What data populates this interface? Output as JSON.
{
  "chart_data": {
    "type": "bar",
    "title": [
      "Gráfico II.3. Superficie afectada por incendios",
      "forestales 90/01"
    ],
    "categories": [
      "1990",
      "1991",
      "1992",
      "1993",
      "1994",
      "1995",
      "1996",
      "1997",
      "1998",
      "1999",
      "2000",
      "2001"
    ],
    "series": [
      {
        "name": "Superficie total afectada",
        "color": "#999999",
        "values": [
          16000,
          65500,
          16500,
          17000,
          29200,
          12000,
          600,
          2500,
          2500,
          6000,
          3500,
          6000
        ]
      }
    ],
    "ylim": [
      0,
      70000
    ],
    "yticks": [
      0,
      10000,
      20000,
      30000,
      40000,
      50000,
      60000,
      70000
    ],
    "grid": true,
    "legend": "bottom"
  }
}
══════════
INSTRUCTION: Give a single number: the count of lines above that include the word "afectada".

FINAL RESULT: 2